## WHAT IS EXPECTED
Extract each line from the entries below that has the string "douloureuses" in it.

## start RECORDS PROVIDED

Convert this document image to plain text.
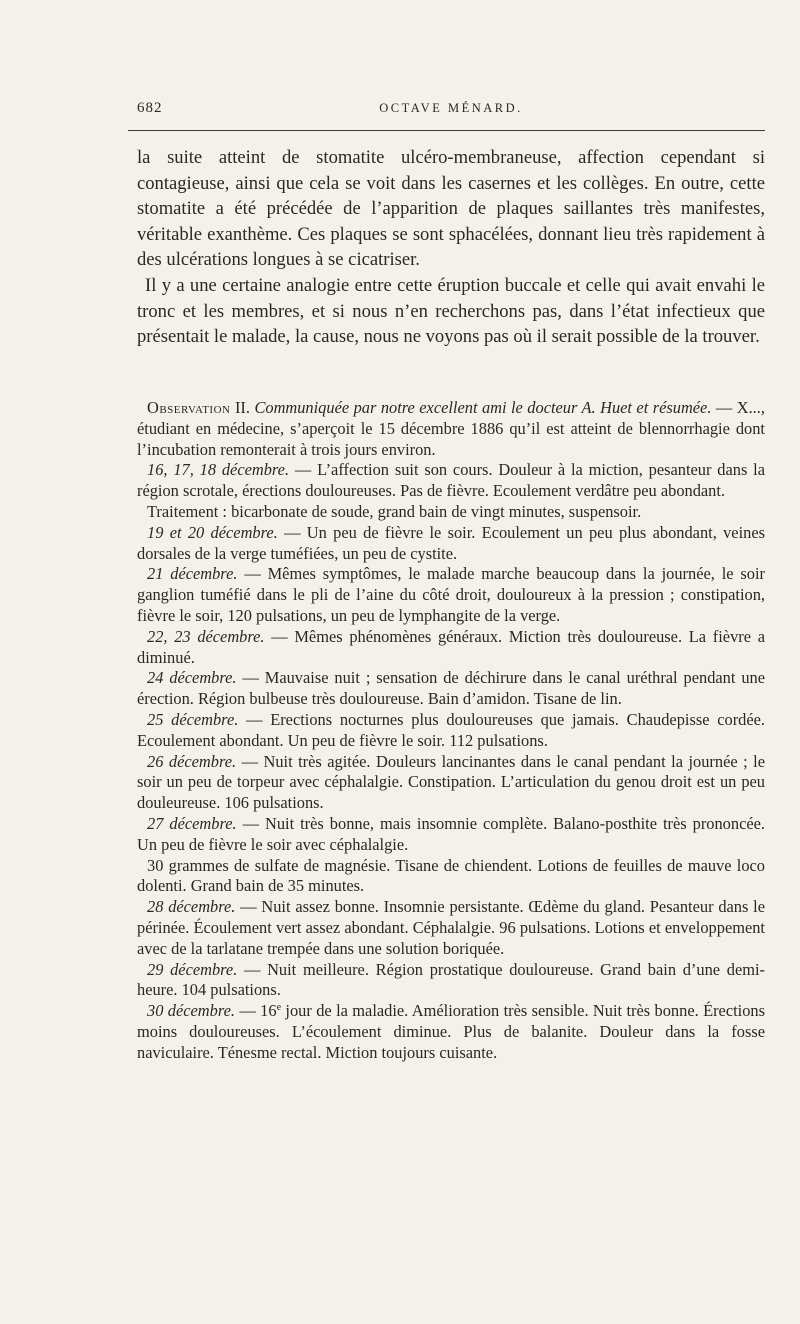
682	OCTAVE MÉNARD.

la suite atteint de stomatite ulcéro-membraneuse, affection cependant si contagieuse, ainsi que cela se voit dans les casernes et les collèges. En outre, cette stomatite a été précédée de l’apparition de plaques saillantes très manifestes, véritable exanthème. Ces plaques se sont sphacélées, donnant lieu très rapidement à des ulcérations longues à se cicatriser.

Il y a une certaine analogie entre cette éruption buccale et celle qui avait envahi le tronc et les membres, et si nous n’en recherchons pas, dans l’état infectieux que présentait le malade, la cause, nous ne voyons pas où il serait possible de la trouver.

Observation II. Communiquée par notre excellent ami le docteur A. Huet et résumée. — X..., étudiant en médecine, s’aperçoit le 15 décembre 1886 qu’il est atteint de blennorrhagie dont l’incubation remonterait à trois jours environ.

16, 17, 18 décembre. — L’affection suit son cours. Douleur à la miction, pesanteur dans la région scrotale, érections douloureuses. Pas de fièvre. Ecoulement verdâtre peu abondant.

Traitement : bicarbonate de soude, grand bain de vingt minutes, suspensoir.

19 et 20 décembre. — Un peu de fièvre le soir. Ecoulement un peu plus abondant, veines dorsales de la verge tuméfiées, un peu de cystite.

21 décembre. — Mêmes symptômes, le malade marche beaucoup dans la journée, le soir ganglion tuméfié dans le pli de l’aine du côté droit, douloureux à la pression ; constipation, fièvre le soir, 120 pulsations, un peu de lymphangite de la verge.

22, 23 décembre. — Mêmes phénomènes généraux. Miction très douloureuse. La fièvre a diminué.

24 décembre. — Mauvaise nuit ; sensation de déchirure dans le canal uréthral pendant une érection. Région bulbeuse très douloureuse. Bain d’amidon. Tisane de lin.

25 décembre. — Erections nocturnes plus douloureuses que jamais. Chaudepisse cordée. Ecoulement abondant. Un peu de fièvre le soir. 112 pulsations.

26 décembre. — Nuit très agitée. Douleurs lancinantes dans le canal pendant la journée ; le soir un peu de torpeur avec céphalalgie. Constipation. L’articulation du genou droit est un peu douleureuse. 106 pulsations.

27 décembre. — Nuit très bonne, mais insomnie complète. Balano-posthite très prononcée. Un peu de fièvre le soir avec céphalalgie.

30 grammes de sulfate de magnésie. Tisane de chiendent. Lotions de feuilles de mauve loco dolenti. Grand bain de 35 minutes.

28 décembre. — Nuit assez bonne. Insomnie persistante. Œdème du gland. Pesanteur dans le périnée. Écoulement vert assez abondant. Céphalalgie. 96 pulsations. Lotions et enveloppement avec de la tarlatane trempée dans une solution boriquée.

29 décembre. — Nuit meilleure. Région prostatique douloureuse. Grand bain d’une demi-heure. 104 pulsations.

30 décembre. — 16e jour de la maladie. Amélioration très sensible. Nuit très bonne. Érections moins douloureuses. L’écoulement diminue. Plus de balanite. Douleur dans la fosse naviculaire. Ténesme rectal. Miction toujours cuisante.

## end RECORDS PROVIDED

## THE COMPLETED TASK
16, 17, 18 décembre. — L’affection suit son cours. Douleur à la miction, pesanteur dans la région scrotale, érections douloureuses. Pas de fièvre. Ecoulement verdâtre peu abondant.
25 décembre. — Erections nocturnes plus douloureuses que jamais. Chaudepisse cordée. Ecoulement abondant. Un peu de fièvre le soir. 112 pulsations.
30 décembre. — 16e jour de la maladie. Amélioration très sensible. Nuit très bonne. Érections moins douloureuses. L’écoulement diminue. Plus de balanite. Douleur dans la fosse naviculaire. Ténesme rectal. Miction toujours cuisante.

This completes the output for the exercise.